[Work to be completed] Print the listing as it stands, omitting all images.
# # #
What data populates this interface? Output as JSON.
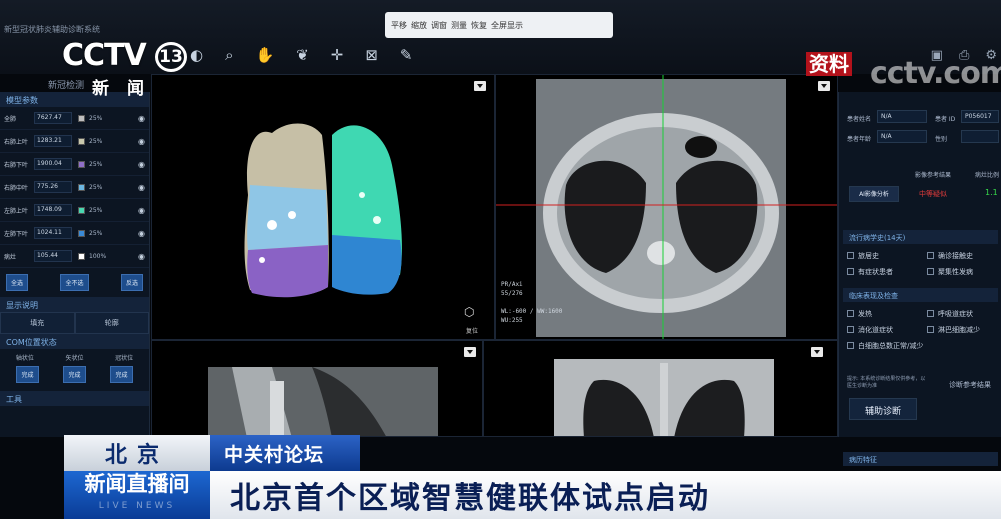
{
  "app": {
    "title": "新型冠状肺炎辅助诊断系统",
    "subtitle": "新冠检测"
  },
  "float_toolbar": {
    "items": [
      "平移",
      "缩放",
      "调窗",
      "测量",
      "恢复",
      "全屏显示"
    ]
  },
  "broadcast": {
    "channel_logo": "CCTV",
    "channel_number": "13",
    "channel_news": "新闻",
    "archive_badge": "资料",
    "site_watermark": "cctv.com",
    "location": "北京",
    "tag": "中关村论坛",
    "live_label": "新闻直播间",
    "live_sub": "LIVE NEWS",
    "headline": "北京首个区域智慧健联体试点启动"
  },
  "left_panel": {
    "section_params": "模型参数",
    "rows": [
      {
        "name": "全肺",
        "volume": "7627.47",
        "pct": "25%",
        "color": "#bfbfbf"
      },
      {
        "name": "右肺上叶",
        "volume": "1283.21",
        "pct": "25%",
        "color": "#c9c9ad"
      },
      {
        "name": "右肺下叶",
        "volume": "1900.04",
        "pct": "25%",
        "color": "#8f6fc8"
      },
      {
        "name": "右肺中叶",
        "volume": "775.26",
        "pct": "25%",
        "color": "#6bb6e0"
      },
      {
        "name": "左肺上叶",
        "volume": "1748.09",
        "pct": "25%",
        "color": "#49d7b0"
      },
      {
        "name": "左肺下叶",
        "volume": "1024.11",
        "pct": "25%",
        "color": "#3a8ad6"
      },
      {
        "name": "病灶",
        "volume": "105.44",
        "pct": "100%",
        "color": "#ffffff"
      }
    ],
    "buttons": [
      "全选",
      "全不选",
      "反选"
    ],
    "section_display": "显示说明",
    "mini_tabs": [
      "填充",
      "轮廓"
    ],
    "section_com": "COM位置状态",
    "positions": [
      "轴状位",
      "矢状位",
      "冠状位"
    ],
    "position_buttons": [
      "完成",
      "完成",
      "完成"
    ],
    "section_tools": "工具"
  },
  "viewport_ct": {
    "info": "PR/Axi\n55/276\n\nWL:-600 / WW:1600\nWU:255"
  },
  "viewport_3d": {
    "reset_label": "复位"
  },
  "right_panel": {
    "patient_name_label": "患者姓名",
    "patient_name_value": "N/A",
    "patient_id_label": "患者 ID",
    "patient_id_value": "P056017",
    "age_label": "患者年龄",
    "age_value": "N/A",
    "sex_label": "性别",
    "result_label": "影像参考结果",
    "risk_label": "病灶比例",
    "result_value": "中等疑似",
    "ratio_value": "1.1",
    "ai_button": "AI影像分析",
    "history_section": "流行病学史(14天)",
    "history_items": [
      "旅居史",
      "确诊接触史",
      "有症状患者",
      "聚集性发病"
    ],
    "clinical_section": "临床表现及检查",
    "clinical_items": [
      "发热",
      "呼吸道症状",
      "消化道症状",
      "淋巴细胞减少",
      "白细胞总数正常/减少"
    ],
    "note": "提示: 本系统诊断结果仅供参考，以医生诊断为准",
    "diag_ref": "诊断参考结果",
    "assist_button": "辅助诊断",
    "bottom_section": "病历特征"
  }
}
# # #
[Response for this exercise]
What data populates this interface? Output as JSON.
{
  "app": {
    "title": "新型冠状肺炎辅助诊断系统",
    "subtitle": "新冠检测"
  },
  "float_toolbar": {
    "items": [
      "平移",
      "缩放",
      "调窗",
      "测量",
      "恢复",
      "全屏显示"
    ]
  },
  "broadcast": {
    "channel_logo": "CCTV",
    "channel_number": "13",
    "channel_news": "新闻",
    "archive_badge": "资料",
    "site_watermark": "cctv.com",
    "location": "北京",
    "tag": "中关村论坛",
    "live_label": "新闻直播间",
    "live_sub": "LIVE NEWS",
    "headline": "北京首个区域智慧健联体试点启动"
  },
  "left_panel": {
    "section_params": "模型参数",
    "rows": [
      {
        "name": "全肺",
        "volume": "7627.47",
        "pct": "25%",
        "color": "#bfbfbf"
      },
      {
        "name": "右肺上叶",
        "volume": "1283.21",
        "pct": "25%",
        "color": "#c9c9ad"
      },
      {
        "name": "右肺下叶",
        "volume": "1900.04",
        "pct": "25%",
        "color": "#8f6fc8"
      },
      {
        "name": "右肺中叶",
        "volume": "775.26",
        "pct": "25%",
        "color": "#6bb6e0"
      },
      {
        "name": "左肺上叶",
        "volume": "1748.09",
        "pct": "25%",
        "color": "#49d7b0"
      },
      {
        "name": "左肺下叶",
        "volume": "1024.11",
        "pct": "25%",
        "color": "#3a8ad6"
      },
      {
        "name": "病灶",
        "volume": "105.44",
        "pct": "100%",
        "color": "#ffffff"
      }
    ],
    "buttons": [
      "全选",
      "全不选",
      "反选"
    ],
    "section_display": "显示说明",
    "mini_tabs": [
      "填充",
      "轮廓"
    ],
    "section_com": "COM位置状态",
    "positions": [
      "轴状位",
      "矢状位",
      "冠状位"
    ],
    "position_buttons": [
      "完成",
      "完成",
      "完成"
    ],
    "section_tools": "工具"
  },
  "viewport_ct": {
    "info": "PR/Axi\n55/276\n\nWL:-600 / WW:1600\nWU:255"
  },
  "viewport_3d": {
    "reset_label": "复位"
  },
  "right_panel": {
    "patient_name_label": "患者姓名",
    "patient_name_value": "N/A",
    "patient_id_label": "患者 ID",
    "patient_id_value": "P056017",
    "age_label": "患者年龄",
    "age_value": "N/A",
    "sex_label": "性别",
    "result_label": "影像参考结果",
    "risk_label": "病灶比例",
    "result_value": "中等疑似",
    "ratio_value": "1.1",
    "ai_button": "AI影像分析",
    "history_section": "流行病学史(14天)",
    "history_items": [
      "旅居史",
      "确诊接触史",
      "有症状患者",
      "聚集性发病"
    ],
    "clinical_section": "临床表现及检查",
    "clinical_items": [
      "发热",
      "呼吸道症状",
      "消化道症状",
      "淋巴细胞减少",
      "白细胞总数正常/减少"
    ],
    "note": "提示: 本系统诊断结果仅供参考，以医生诊断为准",
    "diag_ref": "诊断参考结果",
    "assist_button": "辅助诊断",
    "bottom_section": "病历特征"
  }
}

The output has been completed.